### Exercise directions
Reproduce every record exactly as it appears, but not the pictures.

::::::::::

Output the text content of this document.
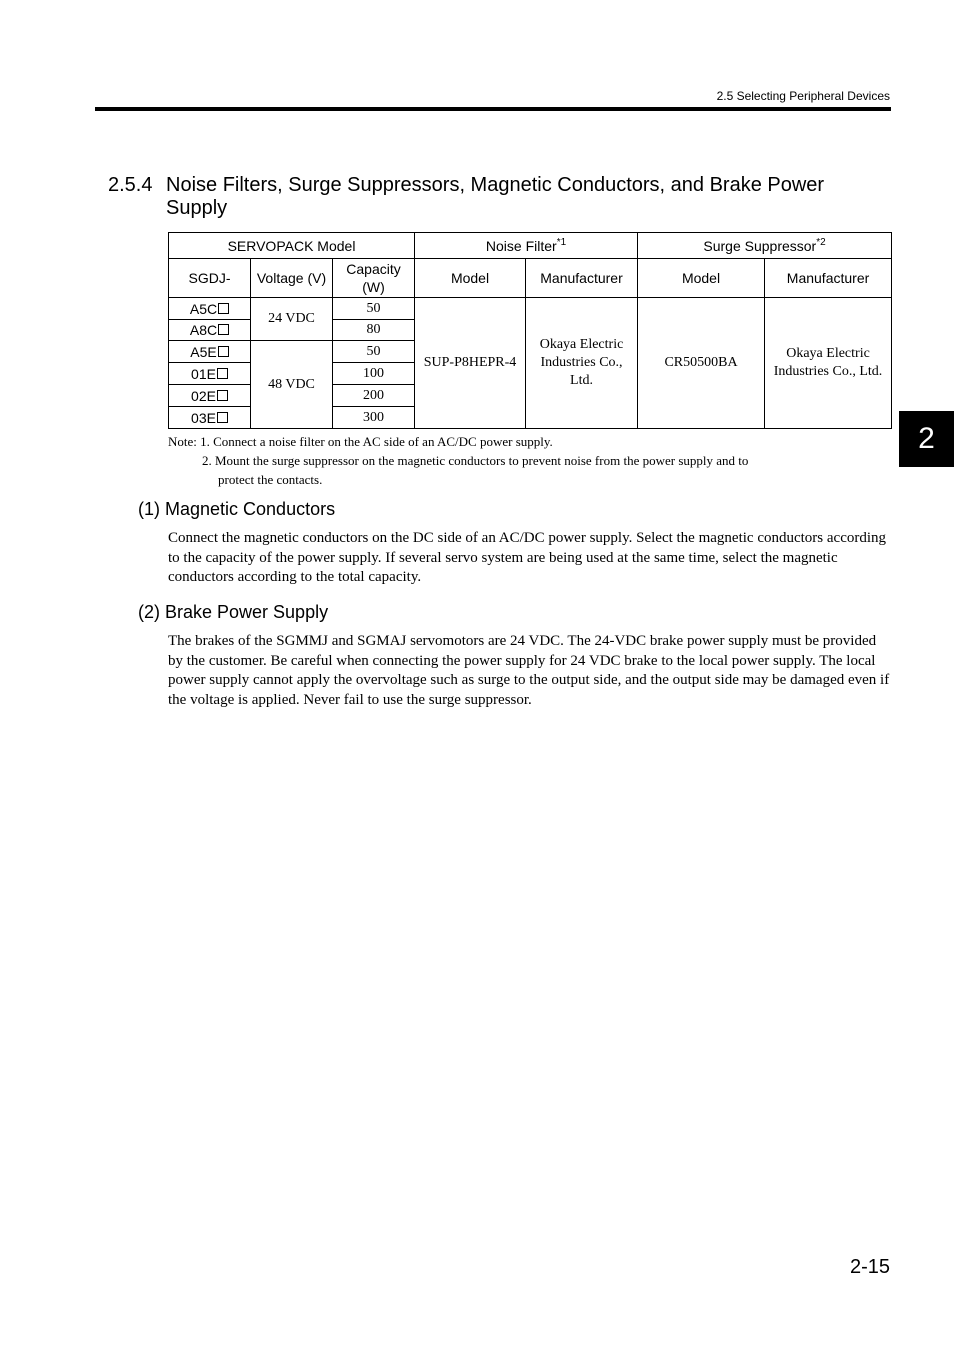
2.5 Selecting Peripheral Devices
2.5.4 Noise Filters, Surge Suppressors, Magnetic Conductors, and Brake Power Supply
SERVOPACK Model			Noise Filter$^{*1}$		Surge Suppressor$^{*2}$
SGDJ-	Voltage (V)	Capacity (W)	Model	Manufacturer	Model	Manufacturer
A5C	24 VDC	50	SUP-P8HEPR-4	Okaya Electric Industries Co., Ltd.	CR50500BA	Okaya Electric Industries Co., Ltd.
A8C		80				
A5E	48 VDC	50				
01E		100				
02E		200				
03E		300				
Note: 1. Connect a noise filter on the AC side of an AC/DC power supply.
2. Mount the surge suppressor on the magnetic conductors to prevent noise from the power supply and to
protect the contacts.
(1) Magnetic Conductors
Connect the magnetic conductors on the DC side of an AC/DC power supply. Select the magnetic conductors according to the capacity of the power supply. If several servo system are being used at the same time, select the magnetic conductors according to the total capacity.
(2) Brake Power Supply
The brakes of the SGMMJ and SGMAJ servomotors are 24 VDC. The 24-VDC brake power supply must be provided by the customer. Be careful when connecting the power supply for 24 VDC brake to the local power supply. The local power supply cannot apply the overvoltage such as surge to the output side, and the output side may be damaged even if the voltage is applied. Never fail to use the surge suppressor.
2
2-15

::::::::::

### Answer to the task
Output the text content of this document.
2.5 Selecting Peripheral Devices
2.5.4 Noise Filters, Surge Suppressors, Magnetic Conductors, and Brake Power Supply
SERVOPACK Model			Noise Filter$^{*1}$		Surge Suppressor$^{*2}$
SGDJ-	Voltage (V)	Capacity (W)	Model	Manufacturer	Model	Manufacturer
A5C	24 VDC	50	SUP-P8HEPR-4	Okaya Electric Industries Co., Ltd.	CR50500BA	Okaya Electric Industries Co., Ltd.
A8C		80				
A5E	48 VDC	50				
01E		100				
02E		200				
03E		300				
Note: 1. Connect a noise filter on the AC side of an AC/DC power supply.
2. Mount the surge suppressor on the magnetic conductors to prevent noise from the power supply and to
protect the contacts.
(1) Magnetic Conductors
Connect the magnetic conductors on the DC side of an AC/DC power supply. Select the magnetic conductors according to the capacity of the power supply. If several servo system are being used at the same time, select the magnetic conductors according to the total capacity.
(2) Brake Power Supply
The brakes of the SGMMJ and SGMAJ servomotors are 24 VDC. The 24-VDC brake power supply must be provided by the customer. Be careful when connecting the power supply for 24 VDC brake to the local power supply. The local power supply cannot apply the overvoltage such as surge to the output side, and the output side may be damaged even if the voltage is applied. Never fail to use the surge suppressor.
2
2-15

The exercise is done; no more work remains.